Objective: Present every line in which the string "Cafarnao" appears.

-----

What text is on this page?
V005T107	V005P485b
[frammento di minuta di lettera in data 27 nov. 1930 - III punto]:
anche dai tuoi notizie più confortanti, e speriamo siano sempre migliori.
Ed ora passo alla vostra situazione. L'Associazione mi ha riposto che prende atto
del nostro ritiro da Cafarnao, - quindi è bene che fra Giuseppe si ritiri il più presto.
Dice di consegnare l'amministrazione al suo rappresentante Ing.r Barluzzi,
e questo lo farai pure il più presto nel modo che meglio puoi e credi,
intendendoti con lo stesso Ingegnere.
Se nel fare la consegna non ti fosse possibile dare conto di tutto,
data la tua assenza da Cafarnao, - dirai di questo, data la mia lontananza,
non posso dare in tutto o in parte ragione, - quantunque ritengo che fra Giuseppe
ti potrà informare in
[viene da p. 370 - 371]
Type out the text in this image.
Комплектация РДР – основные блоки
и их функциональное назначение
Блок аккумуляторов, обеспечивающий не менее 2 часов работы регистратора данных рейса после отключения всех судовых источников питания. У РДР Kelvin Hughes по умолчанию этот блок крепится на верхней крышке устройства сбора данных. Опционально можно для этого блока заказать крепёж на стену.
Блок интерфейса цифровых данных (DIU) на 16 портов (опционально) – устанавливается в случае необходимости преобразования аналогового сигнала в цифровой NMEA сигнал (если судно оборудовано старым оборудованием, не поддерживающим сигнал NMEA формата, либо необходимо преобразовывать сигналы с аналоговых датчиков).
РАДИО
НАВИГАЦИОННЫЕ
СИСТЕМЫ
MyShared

-----

Exercise response:
del nostro ritiro da Cafarnao, - quindi è bene che fra Giuseppe si ritiri il più presto.
data la tua assenza da Cafarnao, - dirai di questo, data la mia lontananza,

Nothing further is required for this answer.